Provided records
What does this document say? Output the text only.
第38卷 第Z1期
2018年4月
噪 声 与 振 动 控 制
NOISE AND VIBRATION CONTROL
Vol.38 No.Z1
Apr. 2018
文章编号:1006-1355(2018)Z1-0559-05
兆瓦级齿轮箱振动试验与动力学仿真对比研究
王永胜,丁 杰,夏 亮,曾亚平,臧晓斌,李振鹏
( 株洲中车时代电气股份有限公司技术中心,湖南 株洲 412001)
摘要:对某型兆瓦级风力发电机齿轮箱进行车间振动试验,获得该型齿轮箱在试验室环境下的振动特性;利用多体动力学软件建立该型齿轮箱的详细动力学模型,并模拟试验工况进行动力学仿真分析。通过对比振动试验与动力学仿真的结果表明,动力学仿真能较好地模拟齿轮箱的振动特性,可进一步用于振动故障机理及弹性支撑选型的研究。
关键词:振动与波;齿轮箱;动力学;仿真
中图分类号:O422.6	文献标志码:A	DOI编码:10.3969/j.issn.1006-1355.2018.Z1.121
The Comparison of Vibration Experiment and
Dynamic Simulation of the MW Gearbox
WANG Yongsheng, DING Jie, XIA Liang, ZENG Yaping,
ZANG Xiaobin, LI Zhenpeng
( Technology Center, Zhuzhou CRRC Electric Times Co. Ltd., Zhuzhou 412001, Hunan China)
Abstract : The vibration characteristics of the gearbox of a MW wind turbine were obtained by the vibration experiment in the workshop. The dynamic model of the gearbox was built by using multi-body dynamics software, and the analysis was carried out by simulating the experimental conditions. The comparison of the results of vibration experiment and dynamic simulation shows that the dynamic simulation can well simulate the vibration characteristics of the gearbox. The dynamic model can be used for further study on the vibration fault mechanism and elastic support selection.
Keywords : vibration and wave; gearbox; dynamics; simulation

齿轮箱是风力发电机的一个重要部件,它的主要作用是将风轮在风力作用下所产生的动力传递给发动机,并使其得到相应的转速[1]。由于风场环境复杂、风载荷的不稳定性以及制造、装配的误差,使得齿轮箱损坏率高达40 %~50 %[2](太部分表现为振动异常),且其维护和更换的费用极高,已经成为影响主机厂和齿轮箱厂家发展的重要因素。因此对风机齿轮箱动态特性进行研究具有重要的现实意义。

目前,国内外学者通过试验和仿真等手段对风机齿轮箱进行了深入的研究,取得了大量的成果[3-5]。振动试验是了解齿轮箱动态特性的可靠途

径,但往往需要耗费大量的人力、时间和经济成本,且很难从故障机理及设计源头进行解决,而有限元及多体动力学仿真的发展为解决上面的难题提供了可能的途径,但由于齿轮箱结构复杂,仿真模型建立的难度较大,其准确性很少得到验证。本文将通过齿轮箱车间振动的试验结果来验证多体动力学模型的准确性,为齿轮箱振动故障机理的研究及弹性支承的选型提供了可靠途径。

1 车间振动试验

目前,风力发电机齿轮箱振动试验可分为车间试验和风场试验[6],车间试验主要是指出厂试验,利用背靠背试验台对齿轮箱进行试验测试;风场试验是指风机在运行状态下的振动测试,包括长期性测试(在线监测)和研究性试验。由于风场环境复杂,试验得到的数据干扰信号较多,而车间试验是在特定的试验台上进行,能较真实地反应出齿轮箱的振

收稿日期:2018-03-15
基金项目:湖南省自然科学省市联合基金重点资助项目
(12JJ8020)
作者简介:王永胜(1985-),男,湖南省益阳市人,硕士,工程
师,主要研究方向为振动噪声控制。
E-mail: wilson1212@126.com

Stated exercise
Output the records verbatim, from the first line to the last.

Answer below
What does this document say? Output the text only.
第38卷 第Z1期
2018年4月
噪 声 与 振 动 控 制
NOISE AND VIBRATION CONTROL
Vol.38 No.Z1
Apr. 2018
文章编号:1006-1355(2018)Z1-0559-05
兆瓦级齿轮箱振动试验与动力学仿真对比研究
王永胜,丁 杰,夏 亮,曾亚平,臧晓斌,李振鹏
( 株洲中车时代电气股份有限公司技术中心,湖南 株洲 412001)
摘要:对某型兆瓦级风力发电机齿轮箱进行车间振动试验,获得该型齿轮箱在试验室环境下的振动特性;利用多体动力学软件建立该型齿轮箱的详细动力学模型,并模拟试验工况进行动力学仿真分析。通过对比振动试验与动力学仿真的结果表明,动力学仿真能较好地模拟齿轮箱的振动特性,可进一步用于振动故障机理及弹性支撑选型的研究。
关键词:振动与波;齿轮箱;动力学;仿真
中图分类号:O422.6	文献标志码:A	DOI编码:10.3969/j.issn.1006-1355.2018.Z1.121
The Comparison of Vibration Experiment and
Dynamic Simulation of the MW Gearbox
WANG Yongsheng, DING Jie, XIA Liang, ZENG Yaping,
ZANG Xiaobin, LI Zhenpeng
( Technology Center, Zhuzhou CRRC Electric Times Co. Ltd., Zhuzhou 412001, Hunan China)
Abstract : The vibration characteristics of the gearbox of a MW wind turbine were obtained by the vibration experiment in the workshop. The dynamic model of the gearbox was built by using multi-body dynamics software, and the analysis was carried out by simulating the experimental conditions. The comparison of the results of vibration experiment and dynamic simulation shows that the dynamic simulation can well simulate the vibration characteristics of the gearbox. The dynamic model can be used for further study on the vibration fault mechanism and elastic support selection.
Keywords : vibration and wave; gearbox; dynamics; simulation

齿轮箱是风力发电机的一个重要部件,它的主要作用是将风轮在风力作用下所产生的动力传递给发动机,并使其得到相应的转速[1]。由于风场环境复杂、风载荷的不稳定性以及制造、装配的误差,使得齿轮箱损坏率高达40 %~50 %[2](太部分表现为振动异常),且其维护和更换的费用极高,已经成为影响主机厂和齿轮箱厂家发展的重要因素。因此对风机齿轮箱动态特性进行研究具有重要的现实意义。

目前,国内外学者通过试验和仿真等手段对风机齿轮箱进行了深入的研究,取得了大量的成果[3-5]。振动试验是了解齿轮箱动态特性的可靠途

径,但往往需要耗费大量的人力、时间和经济成本,且很难从故障机理及设计源头进行解决,而有限元及多体动力学仿真的发展为解决上面的难题提供了可能的途径,但由于齿轮箱结构复杂,仿真模型建立的难度较大,其准确性很少得到验证。本文将通过齿轮箱车间振动的试验结果来验证多体动力学模型的准确性,为齿轮箱振动故障机理的研究及弹性支承的选型提供了可靠途径。

1 车间振动试验

目前,风力发电机齿轮箱振动试验可分为车间试验和风场试验[6],车间试验主要是指出厂试验,利用背靠背试验台对齿轮箱进行试验测试;风场试验是指风机在运行状态下的振动测试,包括长期性测试(在线监测)和研究性试验。由于风场环境复杂,试验得到的数据干扰信号较多,而车间试验是在特定的试验台上进行,能较真实地反应出齿轮箱的振

收稿日期:2018-03-15
基金项目:湖南省自然科学省市联合基金重点资助项目
(12JJ8020)
作者简介:王永胜(1985-),男,湖南省益阳市人,硕士,工程
师,主要研究方向为振动噪声控制。
E-mail: wilson1212@126.com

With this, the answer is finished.